• WHAT NEEDS TO BE DONE
Copy every line of the material below verbatim, keeping each character, number, and bracket unchanged.

• ROWS
— BEGIN —

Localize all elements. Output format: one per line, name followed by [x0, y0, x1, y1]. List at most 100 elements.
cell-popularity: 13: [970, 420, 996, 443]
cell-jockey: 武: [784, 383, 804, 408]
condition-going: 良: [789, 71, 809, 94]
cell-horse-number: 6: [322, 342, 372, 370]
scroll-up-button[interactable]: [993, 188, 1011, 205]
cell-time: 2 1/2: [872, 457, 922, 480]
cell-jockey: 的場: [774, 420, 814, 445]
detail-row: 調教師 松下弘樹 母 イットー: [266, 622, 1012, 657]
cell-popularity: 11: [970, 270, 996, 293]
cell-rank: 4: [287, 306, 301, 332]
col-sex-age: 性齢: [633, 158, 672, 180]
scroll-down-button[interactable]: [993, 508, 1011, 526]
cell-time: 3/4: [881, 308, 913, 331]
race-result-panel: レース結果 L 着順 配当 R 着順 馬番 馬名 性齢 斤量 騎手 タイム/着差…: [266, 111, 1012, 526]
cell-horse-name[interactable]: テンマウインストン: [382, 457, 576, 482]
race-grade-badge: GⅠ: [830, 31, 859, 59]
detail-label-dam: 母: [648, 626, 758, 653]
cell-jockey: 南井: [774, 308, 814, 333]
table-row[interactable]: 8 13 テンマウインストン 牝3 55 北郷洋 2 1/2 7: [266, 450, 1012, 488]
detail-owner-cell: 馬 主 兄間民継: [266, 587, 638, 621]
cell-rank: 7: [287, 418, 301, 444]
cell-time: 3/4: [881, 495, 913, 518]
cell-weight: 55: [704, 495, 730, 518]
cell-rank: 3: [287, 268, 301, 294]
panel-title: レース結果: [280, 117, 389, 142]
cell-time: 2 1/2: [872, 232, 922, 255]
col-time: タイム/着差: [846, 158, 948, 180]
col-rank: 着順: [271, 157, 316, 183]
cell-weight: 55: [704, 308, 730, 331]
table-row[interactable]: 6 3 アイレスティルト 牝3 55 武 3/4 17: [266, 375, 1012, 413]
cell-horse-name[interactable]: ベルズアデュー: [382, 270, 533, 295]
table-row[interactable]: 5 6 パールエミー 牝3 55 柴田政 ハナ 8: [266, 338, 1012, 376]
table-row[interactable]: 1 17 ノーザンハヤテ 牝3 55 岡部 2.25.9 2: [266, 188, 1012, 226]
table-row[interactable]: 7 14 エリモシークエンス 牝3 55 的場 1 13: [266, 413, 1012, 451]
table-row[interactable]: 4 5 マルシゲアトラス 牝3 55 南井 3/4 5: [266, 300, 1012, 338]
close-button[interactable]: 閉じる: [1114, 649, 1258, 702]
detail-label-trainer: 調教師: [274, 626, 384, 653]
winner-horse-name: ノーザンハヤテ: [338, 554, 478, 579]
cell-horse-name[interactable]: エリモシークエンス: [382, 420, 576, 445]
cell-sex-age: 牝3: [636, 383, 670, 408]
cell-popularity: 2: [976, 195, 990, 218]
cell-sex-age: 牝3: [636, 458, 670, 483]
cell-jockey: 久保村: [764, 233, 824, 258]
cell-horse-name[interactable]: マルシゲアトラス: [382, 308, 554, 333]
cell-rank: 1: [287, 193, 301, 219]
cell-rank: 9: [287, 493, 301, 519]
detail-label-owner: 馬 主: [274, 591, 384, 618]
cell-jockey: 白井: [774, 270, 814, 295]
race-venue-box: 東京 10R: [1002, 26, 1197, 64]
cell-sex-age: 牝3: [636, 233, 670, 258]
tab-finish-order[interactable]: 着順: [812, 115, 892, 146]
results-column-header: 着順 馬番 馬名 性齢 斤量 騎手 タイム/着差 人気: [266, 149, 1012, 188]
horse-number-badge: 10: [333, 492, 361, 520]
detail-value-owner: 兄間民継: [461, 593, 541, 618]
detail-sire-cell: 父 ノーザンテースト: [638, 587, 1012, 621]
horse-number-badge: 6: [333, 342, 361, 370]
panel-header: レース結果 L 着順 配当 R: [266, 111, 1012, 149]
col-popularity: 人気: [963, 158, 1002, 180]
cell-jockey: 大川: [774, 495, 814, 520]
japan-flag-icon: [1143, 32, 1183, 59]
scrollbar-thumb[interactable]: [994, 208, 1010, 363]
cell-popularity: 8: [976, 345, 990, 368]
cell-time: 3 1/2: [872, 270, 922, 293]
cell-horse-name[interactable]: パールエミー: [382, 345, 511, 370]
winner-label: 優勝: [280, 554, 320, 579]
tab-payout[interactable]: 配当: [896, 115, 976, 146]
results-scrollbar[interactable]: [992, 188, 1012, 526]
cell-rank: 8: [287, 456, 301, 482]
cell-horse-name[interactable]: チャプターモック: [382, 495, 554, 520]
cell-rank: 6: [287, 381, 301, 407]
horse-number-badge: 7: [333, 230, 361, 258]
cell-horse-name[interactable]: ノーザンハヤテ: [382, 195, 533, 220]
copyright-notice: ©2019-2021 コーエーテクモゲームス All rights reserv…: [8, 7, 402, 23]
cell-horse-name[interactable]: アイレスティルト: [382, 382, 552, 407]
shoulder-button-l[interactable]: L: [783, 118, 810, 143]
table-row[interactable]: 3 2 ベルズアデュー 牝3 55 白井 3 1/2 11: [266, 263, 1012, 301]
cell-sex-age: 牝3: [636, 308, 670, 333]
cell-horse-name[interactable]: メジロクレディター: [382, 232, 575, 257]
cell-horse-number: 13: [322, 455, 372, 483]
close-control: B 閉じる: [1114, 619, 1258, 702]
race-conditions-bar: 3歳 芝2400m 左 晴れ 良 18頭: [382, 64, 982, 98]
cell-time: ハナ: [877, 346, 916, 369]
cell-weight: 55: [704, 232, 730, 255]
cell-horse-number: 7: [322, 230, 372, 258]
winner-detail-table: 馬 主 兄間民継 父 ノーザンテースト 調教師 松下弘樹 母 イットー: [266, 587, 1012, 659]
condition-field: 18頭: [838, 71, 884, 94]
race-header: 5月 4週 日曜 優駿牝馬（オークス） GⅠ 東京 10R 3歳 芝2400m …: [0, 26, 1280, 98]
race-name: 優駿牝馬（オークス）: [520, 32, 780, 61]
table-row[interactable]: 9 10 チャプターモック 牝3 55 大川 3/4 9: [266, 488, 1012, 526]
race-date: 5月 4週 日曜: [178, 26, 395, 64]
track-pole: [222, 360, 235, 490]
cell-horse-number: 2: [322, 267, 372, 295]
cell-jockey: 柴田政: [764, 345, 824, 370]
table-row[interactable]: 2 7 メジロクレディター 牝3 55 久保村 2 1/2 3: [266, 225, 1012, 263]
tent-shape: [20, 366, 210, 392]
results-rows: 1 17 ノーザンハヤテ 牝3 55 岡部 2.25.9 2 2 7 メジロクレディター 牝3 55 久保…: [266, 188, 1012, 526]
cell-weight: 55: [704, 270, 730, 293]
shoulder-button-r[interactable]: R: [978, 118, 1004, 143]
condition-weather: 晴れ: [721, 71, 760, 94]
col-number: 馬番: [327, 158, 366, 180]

— END —

• OUTPUT OF THE EXERCISE
Localize all elements. Output format: one per line, name followed by [x0, y0, x1, y1]. List at most 100 elements.
cell-popularity: 13: [970, 420, 996, 443]
cell-jockey: 武: [784, 383, 804, 408]
condition-going: 良: [789, 71, 809, 94]
cell-horse-number: 6: [322, 342, 372, 370]
scroll-up-button[interactable]: [993, 188, 1011, 205]
cell-time: 2 1/2: [872, 457, 922, 480]
cell-jockey: 的場: [774, 420, 814, 445]
detail-row: 調教師 松下弘樹 母 イットー: [266, 622, 1012, 657]
cell-popularity: 11: [970, 270, 996, 293]
cell-rank: 4: [287, 306, 301, 332]
col-sex-age: 性齢: [633, 158, 672, 180]
scroll-down-button[interactable]: [993, 508, 1011, 526]
cell-time: 3/4: [881, 308, 913, 331]
race-result-panel: レース結果 L 着順 配当 R 着順 馬番 馬名 性齢 斤量 騎手 タイム/着差…: [266, 111, 1012, 526]
cell-horse-name[interactable]: テンマウインストン: [382, 457, 576, 482]
race-grade-badge: GⅠ: [830, 31, 859, 59]
detail-label-dam: 母: [648, 626, 758, 653]
cell-jockey: 南井: [774, 308, 814, 333]
table-row[interactable]: 8 13 テンマウインストン 牝3 55 北郷洋 2 1/2 7: [266, 450, 1012, 488]
detail-owner-cell: 馬 主 兄間民継: [266, 587, 638, 621]
cell-rank: 7: [287, 418, 301, 444]
cell-time: 3/4: [881, 495, 913, 518]
cell-weight: 55: [704, 495, 730, 518]
cell-rank: 3: [287, 268, 301, 294]
panel-title: レース結果: [280, 117, 389, 142]
cell-time: 2 1/2: [872, 232, 922, 255]
col-time: タイム/着差: [846, 158, 948, 180]
col-rank: 着順: [271, 157, 316, 183]
cell-weight: 55: [704, 308, 730, 331]
table-row[interactable]: 6 3 アイレスティルト 牝3 55 武 3/4 17: [266, 375, 1012, 413]
cell-horse-name[interactable]: ベルズアデュー: [382, 270, 533, 295]
table-row[interactable]: 5 6 パールエミー 牝3 55 柴田政 ハナ 8: [266, 338, 1012, 376]
table-row[interactable]: 1 17 ノーザンハヤテ 牝3 55 岡部 2.25.9 2: [266, 188, 1012, 226]
table-row[interactable]: 7 14 エリモシークエンス 牝3 55 的場 1 13: [266, 413, 1012, 451]
table-row[interactable]: 4 5 マルシゲアトラス 牝3 55 南井 3/4 5: [266, 300, 1012, 338]
close-button[interactable]: 閉じる: [1114, 649, 1258, 702]
detail-label-trainer: 調教師: [274, 626, 384, 653]
winner-horse-name: ノーザンハヤテ: [338, 554, 478, 579]
cell-horse-name[interactable]: エリモシークエンス: [382, 420, 576, 445]
cell-sex-age: 牝3: [636, 383, 670, 408]
cell-popularity: 2: [976, 195, 990, 218]
cell-sex-age: 牝3: [636, 458, 670, 483]
cell-jockey: 久保村: [764, 233, 824, 258]
cell-horse-name[interactable]: マルシゲアトラス: [382, 308, 554, 333]
cell-rank: 1: [287, 193, 301, 219]
cell-rank: 9: [287, 493, 301, 519]
detail-label-owner: 馬 主: [274, 591, 384, 618]
cell-jockey: 白井: [774, 270, 814, 295]
race-venue-box: 東京 10R: [1002, 26, 1197, 64]
cell-sex-age: 牝3: [636, 233, 670, 258]
tab-finish-order[interactable]: 着順: [812, 115, 892, 146]
results-column-header: 着順 馬番 馬名 性齢 斤量 騎手 タイム/着差 人気: [266, 149, 1012, 188]
horse-number-badge: 10: [333, 492, 361, 520]
detail-value-owner: 兄間民継: [461, 593, 541, 618]
detail-sire-cell: 父 ノーザンテースト: [638, 587, 1012, 621]
horse-number-badge: 6: [333, 342, 361, 370]
panel-header: レース結果 L 着順 配当 R: [266, 111, 1012, 149]
col-popularity: 人気: [963, 158, 1002, 180]
cell-jockey: 大川: [774, 495, 814, 520]
japan-flag-icon: [1143, 32, 1183, 59]
scrollbar-thumb[interactable]: [994, 208, 1010, 363]
cell-popularity: 8: [976, 345, 990, 368]
cell-time: 3 1/2: [872, 270, 922, 293]
cell-horse-name[interactable]: パールエミー: [382, 345, 511, 370]
winner-label: 優勝: [280, 554, 320, 579]
tab-payout[interactable]: 配当: [896, 115, 976, 146]
results-scrollbar[interactable]: [992, 188, 1012, 526]
cell-rank: 8: [287, 456, 301, 482]
cell-horse-name[interactable]: チャプターモック: [382, 495, 554, 520]
cell-rank: 6: [287, 381, 301, 407]
horse-number-badge: 7: [333, 230, 361, 258]
cell-horse-name[interactable]: ノーザンハヤテ: [382, 195, 533, 220]
copyright-notice: ©2019-2021 コーエーテクモゲームス All rights reserv…: [8, 7, 402, 23]
cell-horse-name[interactable]: アイレスティルト: [382, 382, 552, 407]
shoulder-button-l[interactable]: L: [783, 118, 810, 143]
table-row[interactable]: 3 2 ベルズアデュー 牝3 55 白井 3 1/2 11: [266, 263, 1012, 301]
cell-sex-age: 牝3: [636, 308, 670, 333]
cell-horse-name[interactable]: メジロクレディター: [382, 232, 575, 257]
cell-horse-number: 13: [322, 455, 372, 483]
close-control: B 閉じる: [1114, 619, 1258, 702]
race-conditions-bar: 3歳 芝2400m 左 晴れ 良 18頭: [382, 64, 982, 98]
cell-time: ハナ: [877, 346, 916, 369]
cell-weight: 55: [704, 232, 730, 255]
cell-horse-number: 7: [322, 230, 372, 258]
winner-detail-table: 馬 主 兄間民継 父 ノーザンテースト 調教師 松下弘樹 母 イットー: [266, 587, 1012, 659]
condition-field: 18頭: [838, 71, 884, 94]
race-header: 5月 4週 日曜 優駿牝馬（オークス） GⅠ 東京 10R 3歳 芝2400m …: [0, 26, 1280, 98]
race-name: 優駿牝馬（オークス）: [520, 32, 780, 61]
table-row[interactable]: 9 10 チャプターモック 牝3 55 大川 3/4 9: [266, 488, 1012, 526]
race-date: 5月 4週 日曜: [178, 26, 395, 64]
track-pole: [222, 360, 235, 490]
cell-horse-number: 2: [322, 267, 372, 295]
cell-jockey: 柴田政: [764, 345, 824, 370]
table-row[interactable]: 2 7 メジロクレディター 牝3 55 久保村 2 1/2 3: [266, 225, 1012, 263]
tent-shape: [20, 366, 210, 392]
results-rows: 1 17 ノーザンハヤテ 牝3 55 岡部 2.25.9 2 2 7 メジロクレディター 牝3 55 久保…: [266, 188, 1012, 526]
cell-weight: 55: [704, 270, 730, 293]
shoulder-button-r[interactable]: R: [978, 118, 1004, 143]
condition-weather: 晴れ: [721, 71, 760, 94]
col-number: 馬番: [327, 158, 366, 180]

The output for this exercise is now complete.